Stored dataset items
↓
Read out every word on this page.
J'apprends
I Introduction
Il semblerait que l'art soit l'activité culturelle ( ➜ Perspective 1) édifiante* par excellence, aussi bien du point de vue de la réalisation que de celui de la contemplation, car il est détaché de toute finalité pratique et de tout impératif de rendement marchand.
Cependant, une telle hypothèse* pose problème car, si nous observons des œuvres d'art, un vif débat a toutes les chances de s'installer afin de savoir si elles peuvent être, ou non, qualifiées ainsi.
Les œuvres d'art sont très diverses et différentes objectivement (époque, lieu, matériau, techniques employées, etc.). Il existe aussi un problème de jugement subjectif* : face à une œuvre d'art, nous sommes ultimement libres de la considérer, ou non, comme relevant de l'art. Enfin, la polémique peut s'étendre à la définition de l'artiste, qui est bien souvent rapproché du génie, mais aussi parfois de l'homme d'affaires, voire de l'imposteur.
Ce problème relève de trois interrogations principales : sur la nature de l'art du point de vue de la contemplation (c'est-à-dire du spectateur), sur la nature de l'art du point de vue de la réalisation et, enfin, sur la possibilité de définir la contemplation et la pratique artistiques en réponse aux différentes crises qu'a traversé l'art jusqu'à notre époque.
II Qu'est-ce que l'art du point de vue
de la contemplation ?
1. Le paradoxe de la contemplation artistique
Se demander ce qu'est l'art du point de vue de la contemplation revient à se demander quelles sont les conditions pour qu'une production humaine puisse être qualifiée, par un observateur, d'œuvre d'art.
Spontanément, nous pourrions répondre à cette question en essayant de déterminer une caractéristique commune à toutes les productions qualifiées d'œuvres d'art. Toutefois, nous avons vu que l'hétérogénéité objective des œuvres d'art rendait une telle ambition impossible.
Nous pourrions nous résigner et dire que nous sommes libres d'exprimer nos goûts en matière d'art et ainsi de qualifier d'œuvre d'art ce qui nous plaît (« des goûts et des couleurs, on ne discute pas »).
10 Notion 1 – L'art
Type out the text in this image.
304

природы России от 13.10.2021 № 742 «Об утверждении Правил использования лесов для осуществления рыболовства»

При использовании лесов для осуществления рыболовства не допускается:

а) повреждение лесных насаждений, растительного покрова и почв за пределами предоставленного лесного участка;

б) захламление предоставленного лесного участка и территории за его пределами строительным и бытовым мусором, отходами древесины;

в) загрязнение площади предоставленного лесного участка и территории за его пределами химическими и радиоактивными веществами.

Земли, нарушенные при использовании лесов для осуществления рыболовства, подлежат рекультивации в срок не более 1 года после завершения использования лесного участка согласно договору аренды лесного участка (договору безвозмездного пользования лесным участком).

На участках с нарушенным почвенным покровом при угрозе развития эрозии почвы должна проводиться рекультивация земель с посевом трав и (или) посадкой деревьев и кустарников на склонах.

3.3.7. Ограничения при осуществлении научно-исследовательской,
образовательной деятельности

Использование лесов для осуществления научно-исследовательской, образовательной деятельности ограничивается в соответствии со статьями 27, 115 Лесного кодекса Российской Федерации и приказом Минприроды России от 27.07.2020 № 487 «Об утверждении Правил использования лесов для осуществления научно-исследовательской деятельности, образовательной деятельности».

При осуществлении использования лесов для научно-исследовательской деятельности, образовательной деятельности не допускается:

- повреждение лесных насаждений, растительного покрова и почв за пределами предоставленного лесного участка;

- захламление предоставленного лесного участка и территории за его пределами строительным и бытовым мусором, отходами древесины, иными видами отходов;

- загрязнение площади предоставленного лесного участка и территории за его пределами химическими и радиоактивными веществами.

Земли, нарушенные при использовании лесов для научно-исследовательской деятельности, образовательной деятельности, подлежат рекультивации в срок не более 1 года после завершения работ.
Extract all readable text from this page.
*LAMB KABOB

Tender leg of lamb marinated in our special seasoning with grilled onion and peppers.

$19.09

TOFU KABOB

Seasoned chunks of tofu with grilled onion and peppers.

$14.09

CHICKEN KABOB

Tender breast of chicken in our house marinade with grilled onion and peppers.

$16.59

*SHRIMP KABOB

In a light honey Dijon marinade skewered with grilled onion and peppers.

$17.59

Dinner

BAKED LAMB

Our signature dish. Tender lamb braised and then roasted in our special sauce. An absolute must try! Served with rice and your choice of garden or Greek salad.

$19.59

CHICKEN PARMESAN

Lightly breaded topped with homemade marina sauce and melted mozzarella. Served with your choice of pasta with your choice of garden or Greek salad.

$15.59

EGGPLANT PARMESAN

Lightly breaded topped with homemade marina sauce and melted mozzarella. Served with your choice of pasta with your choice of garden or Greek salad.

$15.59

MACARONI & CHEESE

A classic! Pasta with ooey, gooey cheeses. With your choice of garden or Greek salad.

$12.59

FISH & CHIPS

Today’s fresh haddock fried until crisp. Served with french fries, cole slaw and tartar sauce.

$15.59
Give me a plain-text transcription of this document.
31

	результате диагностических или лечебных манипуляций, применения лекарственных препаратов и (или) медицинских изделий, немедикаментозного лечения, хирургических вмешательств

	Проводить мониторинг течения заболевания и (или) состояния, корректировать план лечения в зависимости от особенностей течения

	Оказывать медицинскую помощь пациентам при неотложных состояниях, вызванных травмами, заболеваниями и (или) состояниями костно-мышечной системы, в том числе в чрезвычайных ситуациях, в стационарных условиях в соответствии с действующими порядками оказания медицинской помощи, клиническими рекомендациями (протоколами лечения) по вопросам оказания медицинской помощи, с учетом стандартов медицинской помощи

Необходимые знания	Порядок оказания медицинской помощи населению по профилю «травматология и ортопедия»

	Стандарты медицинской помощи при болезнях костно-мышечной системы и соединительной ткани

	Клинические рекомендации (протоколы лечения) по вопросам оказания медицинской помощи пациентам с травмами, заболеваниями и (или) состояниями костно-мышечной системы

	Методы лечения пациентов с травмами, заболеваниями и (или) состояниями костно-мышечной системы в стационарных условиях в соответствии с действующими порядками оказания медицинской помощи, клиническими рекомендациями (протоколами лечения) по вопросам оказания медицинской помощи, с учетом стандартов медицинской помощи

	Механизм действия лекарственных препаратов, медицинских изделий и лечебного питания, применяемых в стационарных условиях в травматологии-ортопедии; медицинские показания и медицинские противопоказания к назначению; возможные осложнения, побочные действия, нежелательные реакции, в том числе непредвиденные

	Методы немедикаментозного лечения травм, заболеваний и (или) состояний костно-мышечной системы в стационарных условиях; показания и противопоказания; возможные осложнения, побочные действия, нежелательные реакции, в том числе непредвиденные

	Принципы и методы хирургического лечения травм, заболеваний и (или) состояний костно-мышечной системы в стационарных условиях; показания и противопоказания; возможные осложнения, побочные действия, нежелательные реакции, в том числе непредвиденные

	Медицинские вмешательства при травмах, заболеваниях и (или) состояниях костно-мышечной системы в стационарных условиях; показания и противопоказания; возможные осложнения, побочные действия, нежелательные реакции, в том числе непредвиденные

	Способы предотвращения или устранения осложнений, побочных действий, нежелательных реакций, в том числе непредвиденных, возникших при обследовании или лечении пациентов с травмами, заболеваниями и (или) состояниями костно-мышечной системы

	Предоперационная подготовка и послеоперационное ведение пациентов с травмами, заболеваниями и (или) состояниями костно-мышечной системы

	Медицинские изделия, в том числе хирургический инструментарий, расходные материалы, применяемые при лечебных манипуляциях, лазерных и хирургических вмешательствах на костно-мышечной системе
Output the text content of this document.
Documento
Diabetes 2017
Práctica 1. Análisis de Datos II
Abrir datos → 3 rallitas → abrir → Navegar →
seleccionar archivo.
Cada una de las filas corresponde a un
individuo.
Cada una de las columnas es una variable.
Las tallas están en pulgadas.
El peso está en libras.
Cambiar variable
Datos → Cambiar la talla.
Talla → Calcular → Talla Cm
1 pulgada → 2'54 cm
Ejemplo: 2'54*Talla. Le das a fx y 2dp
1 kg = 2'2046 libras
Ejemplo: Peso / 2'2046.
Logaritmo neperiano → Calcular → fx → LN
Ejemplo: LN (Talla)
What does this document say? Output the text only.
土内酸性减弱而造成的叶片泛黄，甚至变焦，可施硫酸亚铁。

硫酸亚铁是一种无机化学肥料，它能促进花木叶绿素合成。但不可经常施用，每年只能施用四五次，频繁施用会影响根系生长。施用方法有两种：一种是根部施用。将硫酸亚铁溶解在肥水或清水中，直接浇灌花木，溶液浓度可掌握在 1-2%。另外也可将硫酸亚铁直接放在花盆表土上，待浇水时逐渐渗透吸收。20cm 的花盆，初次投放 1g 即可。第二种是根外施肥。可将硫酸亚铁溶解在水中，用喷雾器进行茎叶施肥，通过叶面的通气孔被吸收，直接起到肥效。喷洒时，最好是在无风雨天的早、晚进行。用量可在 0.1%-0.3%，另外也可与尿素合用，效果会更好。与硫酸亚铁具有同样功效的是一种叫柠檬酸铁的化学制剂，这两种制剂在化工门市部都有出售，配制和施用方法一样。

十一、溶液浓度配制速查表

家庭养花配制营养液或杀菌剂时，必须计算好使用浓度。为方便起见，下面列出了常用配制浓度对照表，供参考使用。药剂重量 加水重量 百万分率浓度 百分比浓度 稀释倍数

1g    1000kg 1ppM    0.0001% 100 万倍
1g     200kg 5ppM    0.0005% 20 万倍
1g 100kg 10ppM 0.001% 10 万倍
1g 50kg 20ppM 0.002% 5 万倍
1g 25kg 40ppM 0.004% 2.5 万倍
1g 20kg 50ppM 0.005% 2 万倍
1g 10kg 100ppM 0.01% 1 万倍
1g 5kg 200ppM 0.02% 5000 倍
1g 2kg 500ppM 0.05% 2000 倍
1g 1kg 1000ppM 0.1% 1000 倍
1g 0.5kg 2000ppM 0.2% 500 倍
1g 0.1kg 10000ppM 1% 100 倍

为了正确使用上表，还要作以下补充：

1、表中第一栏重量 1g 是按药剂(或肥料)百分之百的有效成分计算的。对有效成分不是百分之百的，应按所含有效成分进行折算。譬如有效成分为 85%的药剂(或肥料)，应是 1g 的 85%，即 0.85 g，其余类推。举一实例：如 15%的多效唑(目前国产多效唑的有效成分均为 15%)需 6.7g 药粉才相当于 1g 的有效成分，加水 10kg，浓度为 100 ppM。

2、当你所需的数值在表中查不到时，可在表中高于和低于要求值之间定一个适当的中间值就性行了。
↑
Written instruction =
Copy each line of the records that contains the word "PARMESAN".

Exercise response =
CHICKEN PARMESAN
EGGPLANT PARMESAN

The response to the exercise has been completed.